Problem details: Return every line of the records below verbatim, with no pictures in the copy.

====== Material shown

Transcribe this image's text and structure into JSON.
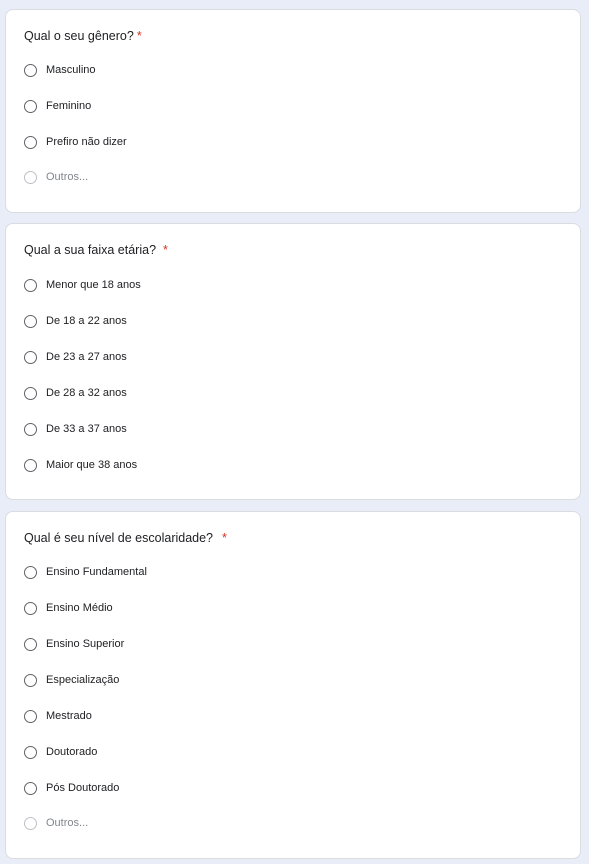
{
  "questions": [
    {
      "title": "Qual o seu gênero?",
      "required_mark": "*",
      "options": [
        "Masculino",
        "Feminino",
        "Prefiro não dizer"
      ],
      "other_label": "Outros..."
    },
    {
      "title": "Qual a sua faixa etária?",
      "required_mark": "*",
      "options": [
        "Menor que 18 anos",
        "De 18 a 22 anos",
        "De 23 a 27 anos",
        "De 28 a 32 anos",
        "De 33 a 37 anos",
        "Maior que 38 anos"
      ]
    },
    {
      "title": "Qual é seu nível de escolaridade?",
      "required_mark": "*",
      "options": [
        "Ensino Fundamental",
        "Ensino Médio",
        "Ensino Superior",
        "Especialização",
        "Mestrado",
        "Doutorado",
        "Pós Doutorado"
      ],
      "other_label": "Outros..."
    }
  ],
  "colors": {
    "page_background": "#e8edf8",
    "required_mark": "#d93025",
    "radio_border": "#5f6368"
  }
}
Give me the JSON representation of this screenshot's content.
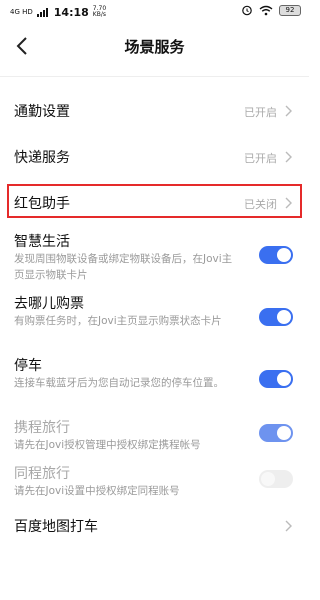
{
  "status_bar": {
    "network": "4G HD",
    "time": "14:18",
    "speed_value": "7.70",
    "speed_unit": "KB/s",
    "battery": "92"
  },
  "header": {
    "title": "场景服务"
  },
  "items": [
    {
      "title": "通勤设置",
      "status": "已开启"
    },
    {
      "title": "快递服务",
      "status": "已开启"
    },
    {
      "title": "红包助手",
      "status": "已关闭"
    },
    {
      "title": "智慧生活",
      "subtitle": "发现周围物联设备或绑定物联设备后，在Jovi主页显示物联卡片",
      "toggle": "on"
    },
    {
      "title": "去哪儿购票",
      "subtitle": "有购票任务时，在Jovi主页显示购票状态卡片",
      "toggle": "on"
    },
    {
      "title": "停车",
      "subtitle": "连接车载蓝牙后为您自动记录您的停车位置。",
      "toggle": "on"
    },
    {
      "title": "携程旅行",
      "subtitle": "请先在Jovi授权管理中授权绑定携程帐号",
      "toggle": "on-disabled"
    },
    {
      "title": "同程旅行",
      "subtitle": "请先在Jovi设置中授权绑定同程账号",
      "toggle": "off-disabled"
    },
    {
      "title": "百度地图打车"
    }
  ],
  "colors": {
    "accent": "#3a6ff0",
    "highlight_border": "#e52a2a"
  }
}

============

Correct answer:
Transcribe this image's text and structure into JSON.
{
  "questions": [
    {
      "title": "Qual o seu gênero?",
      "required_mark": "*",
      "options": [
        "Masculino",
        "Feminino",
        "Prefiro não dizer"
      ],
      "other_label": "Outros..."
    },
    {
      "title": "Qual a sua faixa etária?",
      "required_mark": "*",
      "options": [
        "Menor que 18 anos",
        "De 18 a 22 anos",
        "De 23 a 27 anos",
        "De 28 a 32 anos",
        "De 33 a 37 anos",
        "Maior que 38 anos"
      ]
    },
    {
      "title": "Qual é seu nível de escolaridade?",
      "required_mark": "*",
      "options": [
        "Ensino Fundamental",
        "Ensino Médio",
        "Ensino Superior",
        "Especialização",
        "Mestrado",
        "Doutorado",
        "Pós Doutorado"
      ],
      "other_label": "Outros..."
    }
  ],
  "colors": {
    "page_background": "#e8edf8",
    "required_mark": "#d93025",
    "radio_border": "#5f6368"
  }
}
Give me the JSON representation of this screenshot's content.
{
  "status_bar": {
    "network": "4G HD",
    "time": "14:18",
    "speed_value": "7.70",
    "speed_unit": "KB/s",
    "battery": "92"
  },
  "header": {
    "title": "场景服务"
  },
  "items": [
    {
      "title": "通勤设置",
      "status": "已开启"
    },
    {
      "title": "快递服务",
      "status": "已开启"
    },
    {
      "title": "红包助手",
      "status": "已关闭"
    },
    {
      "title": "智慧生活",
      "subtitle": "发现周围物联设备或绑定物联设备后，在Jovi主页显示物联卡片",
      "toggle": "on"
    },
    {
      "title": "去哪儿购票",
      "subtitle": "有购票任务时，在Jovi主页显示购票状态卡片",
      "toggle": "on"
    },
    {
      "title": "停车",
      "subtitle": "连接车载蓝牙后为您自动记录您的停车位置。",
      "toggle": "on"
    },
    {
      "title": "携程旅行",
      "subtitle": "请先在Jovi授权管理中授权绑定携程帐号",
      "toggle": "on-disabled"
    },
    {
      "title": "同程旅行",
      "subtitle": "请先在Jovi设置中授权绑定同程账号",
      "toggle": "off-disabled"
    },
    {
      "title": "百度地图打车"
    }
  ],
  "colors": {
    "accent": "#3a6ff0",
    "highlight_border": "#e52a2a"
  }
}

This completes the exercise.